### Exercise directions
Render the items from the line with "message-attachment (680, 518, 776, 634)" up to and including the line with "video-person-legs (752, 412, 790, 515)" as a JSON list of strings, one string per line, with any blank lines omitted.

### Record excerpts
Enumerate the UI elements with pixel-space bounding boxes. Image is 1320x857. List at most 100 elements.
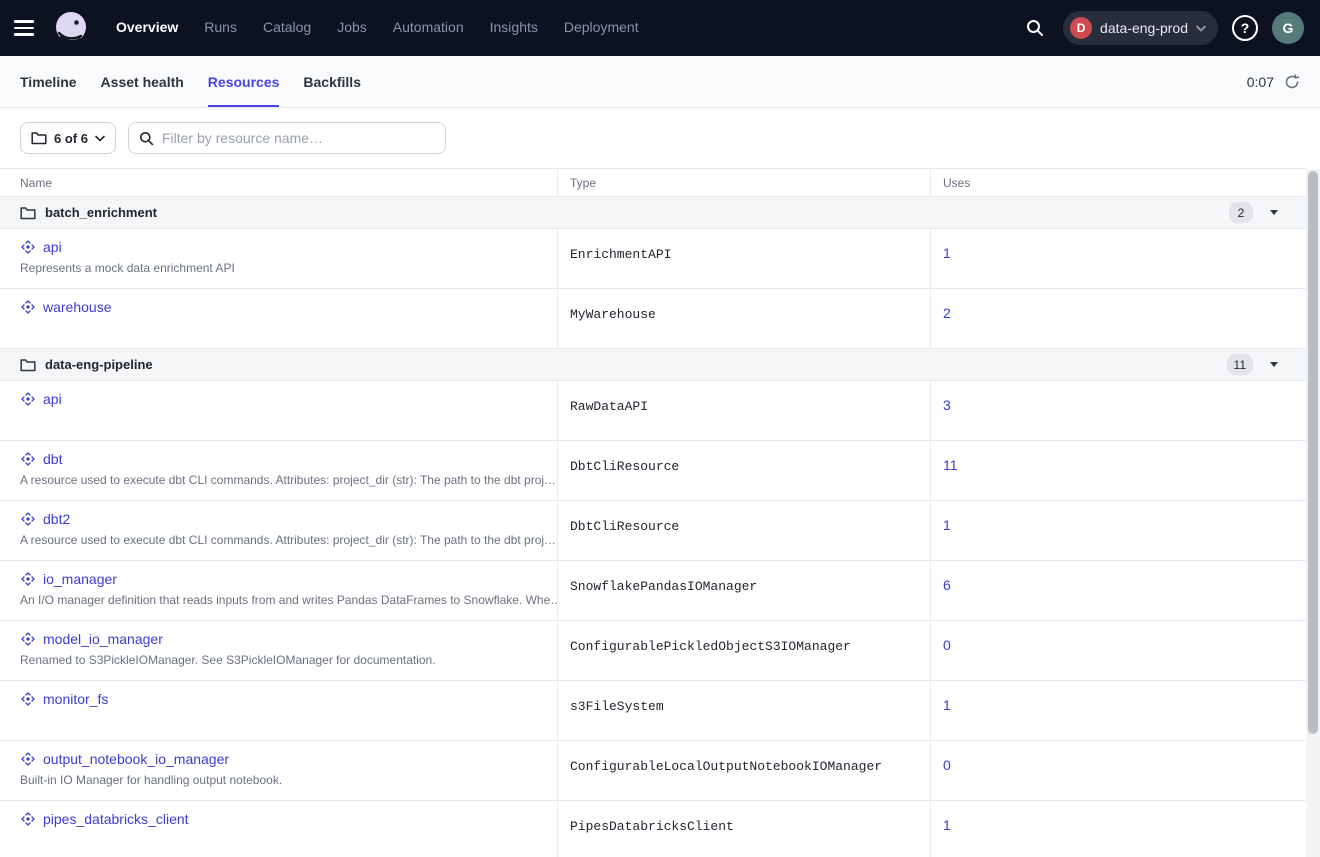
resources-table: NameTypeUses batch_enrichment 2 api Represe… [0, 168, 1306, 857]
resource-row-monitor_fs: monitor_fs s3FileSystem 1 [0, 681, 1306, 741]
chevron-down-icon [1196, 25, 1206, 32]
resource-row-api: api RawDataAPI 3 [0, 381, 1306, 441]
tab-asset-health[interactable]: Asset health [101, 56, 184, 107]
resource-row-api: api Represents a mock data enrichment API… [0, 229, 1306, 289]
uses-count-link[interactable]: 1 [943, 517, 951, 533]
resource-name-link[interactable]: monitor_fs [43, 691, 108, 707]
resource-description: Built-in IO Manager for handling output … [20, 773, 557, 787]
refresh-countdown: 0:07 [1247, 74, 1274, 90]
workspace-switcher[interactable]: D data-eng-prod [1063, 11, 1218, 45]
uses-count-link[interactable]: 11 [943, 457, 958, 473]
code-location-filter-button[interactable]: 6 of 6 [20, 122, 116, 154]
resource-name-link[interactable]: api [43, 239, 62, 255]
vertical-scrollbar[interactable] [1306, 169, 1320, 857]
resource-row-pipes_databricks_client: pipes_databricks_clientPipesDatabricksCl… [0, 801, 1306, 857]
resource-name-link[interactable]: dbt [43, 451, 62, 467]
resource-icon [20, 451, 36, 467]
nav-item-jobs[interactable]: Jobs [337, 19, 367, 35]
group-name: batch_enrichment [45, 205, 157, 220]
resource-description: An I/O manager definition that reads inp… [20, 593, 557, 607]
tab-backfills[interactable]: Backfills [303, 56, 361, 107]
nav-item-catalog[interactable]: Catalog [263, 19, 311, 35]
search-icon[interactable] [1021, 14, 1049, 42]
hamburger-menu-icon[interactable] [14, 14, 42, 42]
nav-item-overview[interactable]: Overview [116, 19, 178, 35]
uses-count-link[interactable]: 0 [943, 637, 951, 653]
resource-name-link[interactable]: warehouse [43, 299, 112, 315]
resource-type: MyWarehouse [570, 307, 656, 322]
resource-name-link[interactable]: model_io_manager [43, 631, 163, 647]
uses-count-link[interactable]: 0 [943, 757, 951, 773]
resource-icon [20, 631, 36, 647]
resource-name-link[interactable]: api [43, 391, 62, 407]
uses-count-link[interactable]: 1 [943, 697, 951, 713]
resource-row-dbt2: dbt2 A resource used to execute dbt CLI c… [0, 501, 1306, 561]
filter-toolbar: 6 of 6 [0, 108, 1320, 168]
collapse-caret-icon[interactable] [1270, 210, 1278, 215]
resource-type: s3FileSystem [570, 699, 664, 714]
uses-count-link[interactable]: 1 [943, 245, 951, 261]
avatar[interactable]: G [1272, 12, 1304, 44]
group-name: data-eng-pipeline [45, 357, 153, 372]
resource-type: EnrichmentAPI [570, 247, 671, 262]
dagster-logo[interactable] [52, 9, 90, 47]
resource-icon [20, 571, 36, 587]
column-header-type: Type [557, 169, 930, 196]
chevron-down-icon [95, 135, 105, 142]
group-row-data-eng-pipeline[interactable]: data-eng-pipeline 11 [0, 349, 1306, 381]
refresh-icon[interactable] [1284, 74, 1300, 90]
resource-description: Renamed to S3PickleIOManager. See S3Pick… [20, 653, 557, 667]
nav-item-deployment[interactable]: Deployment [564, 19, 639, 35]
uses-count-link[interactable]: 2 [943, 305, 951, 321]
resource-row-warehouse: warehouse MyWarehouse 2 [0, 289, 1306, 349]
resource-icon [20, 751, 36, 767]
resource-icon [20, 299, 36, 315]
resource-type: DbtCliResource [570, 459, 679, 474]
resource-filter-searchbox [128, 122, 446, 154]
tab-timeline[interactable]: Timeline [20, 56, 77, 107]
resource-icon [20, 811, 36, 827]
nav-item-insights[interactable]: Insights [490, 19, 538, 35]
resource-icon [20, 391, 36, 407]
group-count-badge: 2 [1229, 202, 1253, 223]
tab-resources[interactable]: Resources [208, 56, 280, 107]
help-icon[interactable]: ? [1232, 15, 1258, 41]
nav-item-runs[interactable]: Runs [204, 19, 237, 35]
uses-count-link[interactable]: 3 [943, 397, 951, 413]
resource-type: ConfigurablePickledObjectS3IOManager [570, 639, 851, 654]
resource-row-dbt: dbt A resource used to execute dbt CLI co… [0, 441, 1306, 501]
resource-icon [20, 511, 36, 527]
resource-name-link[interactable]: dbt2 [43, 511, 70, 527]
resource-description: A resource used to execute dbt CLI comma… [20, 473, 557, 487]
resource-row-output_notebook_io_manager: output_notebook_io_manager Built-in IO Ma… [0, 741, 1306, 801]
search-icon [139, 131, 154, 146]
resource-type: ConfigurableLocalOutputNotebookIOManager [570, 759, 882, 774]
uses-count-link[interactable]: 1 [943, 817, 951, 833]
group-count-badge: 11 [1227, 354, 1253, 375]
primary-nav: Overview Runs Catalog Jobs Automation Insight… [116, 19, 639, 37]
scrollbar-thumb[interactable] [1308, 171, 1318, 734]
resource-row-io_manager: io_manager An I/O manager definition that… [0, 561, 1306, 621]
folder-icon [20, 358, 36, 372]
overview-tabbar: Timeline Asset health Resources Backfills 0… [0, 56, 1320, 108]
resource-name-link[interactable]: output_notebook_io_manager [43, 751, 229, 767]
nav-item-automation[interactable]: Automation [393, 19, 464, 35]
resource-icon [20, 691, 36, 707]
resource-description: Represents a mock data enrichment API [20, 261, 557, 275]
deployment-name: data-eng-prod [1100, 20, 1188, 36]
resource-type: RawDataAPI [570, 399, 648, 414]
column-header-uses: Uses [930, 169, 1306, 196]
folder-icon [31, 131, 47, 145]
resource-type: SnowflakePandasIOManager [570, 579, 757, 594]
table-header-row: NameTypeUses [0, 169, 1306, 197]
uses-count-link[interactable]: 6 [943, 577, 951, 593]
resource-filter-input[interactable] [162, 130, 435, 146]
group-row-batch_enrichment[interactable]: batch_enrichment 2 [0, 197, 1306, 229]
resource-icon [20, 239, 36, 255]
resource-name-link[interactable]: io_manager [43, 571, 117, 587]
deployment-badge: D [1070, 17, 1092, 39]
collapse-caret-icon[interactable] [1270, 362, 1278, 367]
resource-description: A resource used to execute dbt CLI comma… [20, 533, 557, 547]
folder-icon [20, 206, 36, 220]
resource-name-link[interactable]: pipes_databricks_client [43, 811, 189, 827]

--

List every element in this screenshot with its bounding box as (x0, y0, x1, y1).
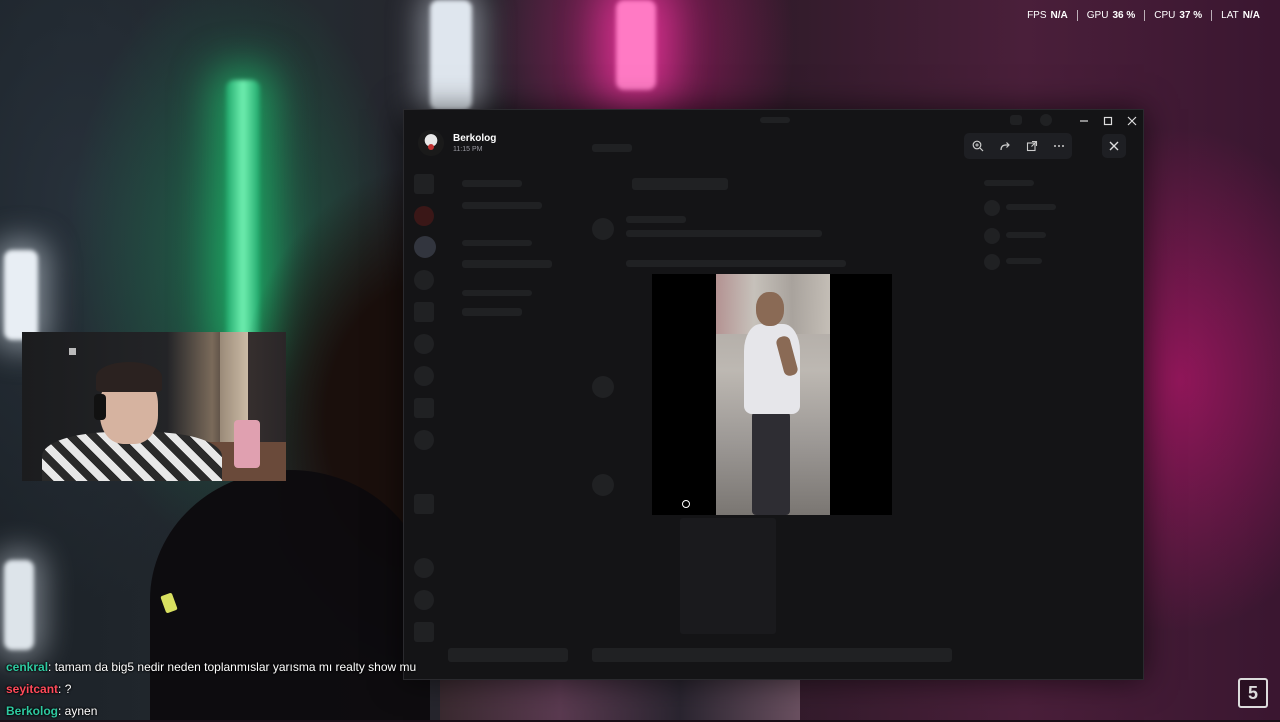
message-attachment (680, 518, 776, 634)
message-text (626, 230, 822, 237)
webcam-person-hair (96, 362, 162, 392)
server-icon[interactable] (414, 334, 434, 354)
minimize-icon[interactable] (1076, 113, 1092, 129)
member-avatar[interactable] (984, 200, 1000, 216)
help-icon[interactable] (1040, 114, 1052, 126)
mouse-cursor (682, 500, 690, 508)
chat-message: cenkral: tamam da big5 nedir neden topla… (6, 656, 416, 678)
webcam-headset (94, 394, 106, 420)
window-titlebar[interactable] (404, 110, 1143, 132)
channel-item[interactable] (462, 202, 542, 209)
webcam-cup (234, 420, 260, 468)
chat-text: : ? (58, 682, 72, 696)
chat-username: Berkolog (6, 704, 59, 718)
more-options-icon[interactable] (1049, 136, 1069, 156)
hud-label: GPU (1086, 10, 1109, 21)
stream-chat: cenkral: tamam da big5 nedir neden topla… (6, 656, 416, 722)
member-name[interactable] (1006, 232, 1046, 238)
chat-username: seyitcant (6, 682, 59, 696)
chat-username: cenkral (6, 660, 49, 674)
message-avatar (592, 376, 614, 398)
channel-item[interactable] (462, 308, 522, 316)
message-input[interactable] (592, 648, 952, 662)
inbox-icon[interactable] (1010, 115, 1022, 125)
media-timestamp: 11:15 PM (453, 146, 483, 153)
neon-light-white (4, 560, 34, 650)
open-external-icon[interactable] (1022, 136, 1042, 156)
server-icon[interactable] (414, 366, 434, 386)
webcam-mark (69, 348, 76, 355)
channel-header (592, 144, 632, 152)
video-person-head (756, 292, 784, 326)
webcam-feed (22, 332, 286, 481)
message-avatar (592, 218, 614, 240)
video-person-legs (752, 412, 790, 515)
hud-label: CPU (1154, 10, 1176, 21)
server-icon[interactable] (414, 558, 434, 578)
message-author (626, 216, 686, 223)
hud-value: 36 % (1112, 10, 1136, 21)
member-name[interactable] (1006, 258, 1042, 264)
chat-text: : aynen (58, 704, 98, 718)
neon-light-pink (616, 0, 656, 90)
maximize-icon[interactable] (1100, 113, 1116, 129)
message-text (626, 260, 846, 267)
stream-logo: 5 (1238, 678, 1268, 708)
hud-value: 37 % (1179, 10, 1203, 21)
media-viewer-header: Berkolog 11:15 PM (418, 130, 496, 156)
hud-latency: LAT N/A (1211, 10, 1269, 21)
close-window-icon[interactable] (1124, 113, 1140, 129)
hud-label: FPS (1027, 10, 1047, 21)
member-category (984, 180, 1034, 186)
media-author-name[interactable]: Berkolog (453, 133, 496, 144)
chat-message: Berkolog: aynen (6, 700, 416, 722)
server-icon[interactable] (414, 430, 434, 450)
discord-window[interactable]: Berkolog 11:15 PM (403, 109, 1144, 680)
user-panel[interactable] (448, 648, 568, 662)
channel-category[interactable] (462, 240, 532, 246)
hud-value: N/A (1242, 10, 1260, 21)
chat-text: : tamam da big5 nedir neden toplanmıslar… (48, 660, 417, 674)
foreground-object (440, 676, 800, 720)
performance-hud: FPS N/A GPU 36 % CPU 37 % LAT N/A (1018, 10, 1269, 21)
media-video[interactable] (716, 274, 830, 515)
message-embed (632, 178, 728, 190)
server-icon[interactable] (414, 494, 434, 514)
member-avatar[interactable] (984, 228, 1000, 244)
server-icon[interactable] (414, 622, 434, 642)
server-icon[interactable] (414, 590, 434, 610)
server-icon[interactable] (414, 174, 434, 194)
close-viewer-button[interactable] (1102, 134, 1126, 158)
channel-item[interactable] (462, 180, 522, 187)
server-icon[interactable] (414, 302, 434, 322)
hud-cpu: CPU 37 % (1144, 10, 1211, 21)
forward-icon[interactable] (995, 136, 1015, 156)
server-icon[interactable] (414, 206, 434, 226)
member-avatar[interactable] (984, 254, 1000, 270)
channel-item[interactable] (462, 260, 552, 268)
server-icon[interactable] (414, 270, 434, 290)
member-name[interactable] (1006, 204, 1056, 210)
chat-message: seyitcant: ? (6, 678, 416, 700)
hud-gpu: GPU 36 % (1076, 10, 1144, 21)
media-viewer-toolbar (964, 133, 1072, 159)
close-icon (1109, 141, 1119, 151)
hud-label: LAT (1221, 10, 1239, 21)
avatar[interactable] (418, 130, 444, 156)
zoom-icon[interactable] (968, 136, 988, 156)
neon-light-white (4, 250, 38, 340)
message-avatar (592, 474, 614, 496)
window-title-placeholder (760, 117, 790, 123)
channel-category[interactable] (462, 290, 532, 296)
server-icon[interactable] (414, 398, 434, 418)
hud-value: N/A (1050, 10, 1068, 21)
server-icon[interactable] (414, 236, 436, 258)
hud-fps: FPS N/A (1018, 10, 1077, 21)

### Response to the exercise
[
  "message-attachment (680, 518, 776, 634)",
  "message-text (626, 230, 822, 237)",
  "webcam-person-hair (96, 362, 162, 392)",
  "server-icon[interactable] (414, 334, 434, 354)",
  "minimize-icon[interactable] (1076, 113, 1092, 129)",
  "member-avatar[interactable] (984, 200, 1000, 216)",
  "help-icon[interactable] (1040, 114, 1052, 126)",
  "mouse-cursor (682, 500, 690, 508)",
  "chat-message: cenkral: tamam da big5 nedir neden topla… (6, 656, 416, 678)",
  "webcam-headset (94, 394, 106, 420)",
  "window-titlebar[interactable] (404, 110, 1143, 132)",
  "channel-item[interactable] (462, 202, 542, 209)",
  "webcam-cup (234, 420, 260, 468)",
  "chat-text: : ? (58, 682, 72, 696)",
  "chat-username: Berkolog (6, 704, 59, 718)",
  "more-options-icon[interactable] (1049, 136, 1069, 156)",
  "hud-label: GPU (1086, 10, 1109, 21)",
  "stream-chat: cenkral: tamam da big5 nedir neden topla… (6, 656, 416, 722)",
  "member-name[interactable] (1006, 232, 1046, 238)",
  "chat-username: seyitcant (6, 682, 59, 696)",
  "chat-username: cenkral (6, 660, 49, 674)",
  "message-avatar (592, 376, 614, 398)",
  "channel-item[interactable] (462, 308, 522, 316)",
  "message-input[interactable] (592, 648, 952, 662)",
  "inbox-icon[interactable] (1010, 115, 1022, 125)",
  "media-timestamp: 11:15 PM (453, 146, 483, 153)",
  "neon-light-white (4, 560, 34, 650)",
  "open-external-icon[interactable] (1022, 136, 1042, 156)",
  "server-icon[interactable] (414, 366, 434, 386)",
  "webcam-mark (69, 348, 76, 355)",
  "channel-header (592, 144, 632, 152)",
  "video-person-head (756, 292, 784, 326)",
  "webcam-feed (22, 332, 286, 481)",
  "message-avatar (592, 218, 614, 240)",
  "video-person-legs (752, 412, 790, 515)"
]